__EXERCISE INPUT__:
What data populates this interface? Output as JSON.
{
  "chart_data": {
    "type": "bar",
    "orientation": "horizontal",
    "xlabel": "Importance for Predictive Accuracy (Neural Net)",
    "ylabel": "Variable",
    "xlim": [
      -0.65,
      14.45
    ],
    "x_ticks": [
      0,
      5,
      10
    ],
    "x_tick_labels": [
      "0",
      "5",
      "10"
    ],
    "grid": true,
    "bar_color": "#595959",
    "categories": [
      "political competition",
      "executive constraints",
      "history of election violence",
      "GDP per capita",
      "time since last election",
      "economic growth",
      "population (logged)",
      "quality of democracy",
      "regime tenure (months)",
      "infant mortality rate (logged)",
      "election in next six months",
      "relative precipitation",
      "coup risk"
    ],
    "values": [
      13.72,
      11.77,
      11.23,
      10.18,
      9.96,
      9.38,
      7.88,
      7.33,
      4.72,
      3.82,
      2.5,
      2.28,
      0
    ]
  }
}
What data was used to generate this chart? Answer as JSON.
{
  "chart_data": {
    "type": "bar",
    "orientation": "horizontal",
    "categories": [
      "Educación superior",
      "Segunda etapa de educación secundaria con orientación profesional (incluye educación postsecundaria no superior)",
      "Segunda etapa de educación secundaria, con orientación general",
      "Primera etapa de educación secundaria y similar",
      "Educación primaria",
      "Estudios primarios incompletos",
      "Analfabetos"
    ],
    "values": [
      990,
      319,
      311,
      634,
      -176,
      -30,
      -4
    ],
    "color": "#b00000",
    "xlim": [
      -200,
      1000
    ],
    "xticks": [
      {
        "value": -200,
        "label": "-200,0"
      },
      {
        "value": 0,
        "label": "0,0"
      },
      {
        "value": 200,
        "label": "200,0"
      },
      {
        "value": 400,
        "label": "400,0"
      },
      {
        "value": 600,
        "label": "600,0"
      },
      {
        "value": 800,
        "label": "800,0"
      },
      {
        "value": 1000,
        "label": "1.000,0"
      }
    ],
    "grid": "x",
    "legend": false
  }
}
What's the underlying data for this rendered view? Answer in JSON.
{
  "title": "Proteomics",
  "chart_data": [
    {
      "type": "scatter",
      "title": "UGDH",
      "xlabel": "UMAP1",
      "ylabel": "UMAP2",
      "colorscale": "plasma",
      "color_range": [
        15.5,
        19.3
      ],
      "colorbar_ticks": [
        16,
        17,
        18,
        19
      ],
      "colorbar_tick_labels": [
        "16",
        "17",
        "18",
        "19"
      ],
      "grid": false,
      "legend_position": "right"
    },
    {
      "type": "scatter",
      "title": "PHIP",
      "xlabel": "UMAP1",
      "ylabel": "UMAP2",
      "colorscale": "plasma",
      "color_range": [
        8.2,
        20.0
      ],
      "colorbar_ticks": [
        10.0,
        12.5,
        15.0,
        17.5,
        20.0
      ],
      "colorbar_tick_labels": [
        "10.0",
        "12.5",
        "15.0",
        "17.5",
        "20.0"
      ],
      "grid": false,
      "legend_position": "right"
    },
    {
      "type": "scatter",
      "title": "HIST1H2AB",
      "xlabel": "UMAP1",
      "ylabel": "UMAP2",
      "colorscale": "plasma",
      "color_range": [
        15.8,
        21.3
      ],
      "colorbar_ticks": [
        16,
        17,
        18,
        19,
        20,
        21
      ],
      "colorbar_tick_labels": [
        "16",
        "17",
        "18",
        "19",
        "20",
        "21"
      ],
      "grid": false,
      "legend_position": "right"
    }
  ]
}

__EXERCISE GOAL__: Each line of the material above must be retyped precisely.

__OUTPUT FOR THIS EXERCISE__:
What data populates this interface? Output as JSON.
{
  "chart_data": {
    "type": "bar",
    "orientation": "horizontal",
    "xlabel": "Importance for Predictive Accuracy (Neural Net)",
    "ylabel": "Variable",
    "xlim": [
      -0.65,
      14.45
    ],
    "x_ticks": [
      0,
      5,
      10
    ],
    "x_tick_labels": [
      "0",
      "5",
      "10"
    ],
    "grid": true,
    "bar_color": "#595959",
    "categories": [
      "political competition",
      "executive constraints",
      "history of election violence",
      "GDP per capita",
      "time since last election",
      "economic growth",
      "population (logged)",
      "quality of democracy",
      "regime tenure (months)",
      "infant mortality rate (logged)",
      "election in next six months",
      "relative precipitation",
      "coup risk"
    ],
    "values": [
      13.72,
      11.77,
      11.23,
      10.18,
      9.96,
      9.38,
      7.88,
      7.33,
      4.72,
      3.82,
      2.5,
      2.28,
      0
    ]
  }
}
What data was used to generate this chart? Answer as JSON.
{
  "chart_data": {
    "type": "bar",
    "orientation": "horizontal",
    "categories": [
      "Educación superior",
      "Segunda etapa de educación secundaria con orientación profesional (incluye educación postsecundaria no superior)",
      "Segunda etapa de educación secundaria, con orientación general",
      "Primera etapa de educación secundaria y similar",
      "Educación primaria",
      "Estudios primarios incompletos",
      "Analfabetos"
    ],
    "values": [
      990,
      319,
      311,
      634,
      -176,
      -30,
      -4
    ],
    "color": "#b00000",
    "xlim": [
      -200,
      1000
    ],
    "xticks": [
      {
        "value": -200,
        "label": "-200,0"
      },
      {
        "value": 0,
        "label": "0,0"
      },
      {
        "value": 200,
        "label": "200,0"
      },
      {
        "value": 400,
        "label": "400,0"
      },
      {
        "value": 600,
        "label": "600,0"
      },
      {
        "value": 800,
        "label": "800,0"
      },
      {
        "value": 1000,
        "label": "1.000,0"
      }
    ],
    "grid": "x",
    "legend": false
  }
}
What's the underlying data for this rendered view? Answer in JSON.
{
  "title": "Proteomics",
  "chart_data": [
    {
      "type": "scatter",
      "title": "UGDH",
      "xlabel": "UMAP1",
      "ylabel": "UMAP2",
      "colorscale": "plasma",
      "color_range": [
        15.5,
        19.3
      ],
      "colorbar_ticks": [
        16,
        17,
        18,
        19
      ],
      "colorbar_tick_labels": [
        "16",
        "17",
        "18",
        "19"
      ],
      "grid": false,
      "legend_position": "right"
    },
    {
      "type": "scatter",
      "title": "PHIP",
      "xlabel": "UMAP1",
      "ylabel": "UMAP2",
      "colorscale": "plasma",
      "color_range": [
        8.2,
        20.0
      ],
      "colorbar_ticks": [
        10.0,
        12.5,
        15.0,
        17.5,
        20.0
      ],
      "colorbar_tick_labels": [
        "10.0",
        "12.5",
        "15.0",
        "17.5",
        "20.0"
      ],
      "grid": false,
      "legend_position": "right"
    },
    {
      "type": "scatter",
      "title": "HIST1H2AB",
      "xlabel": "UMAP1",
      "ylabel": "UMAP2",
      "colorscale": "plasma",
      "color_range": [
        15.8,
        21.3
      ],
      "colorbar_ticks": [
        16,
        17,
        18,
        19,
        20,
        21
      ],
      "colorbar_tick_labels": [
        "16",
        "17",
        "18",
        "19",
        "20",
        "21"
      ],
      "grid": false,
      "legend_position": "right"
    }
  ]
}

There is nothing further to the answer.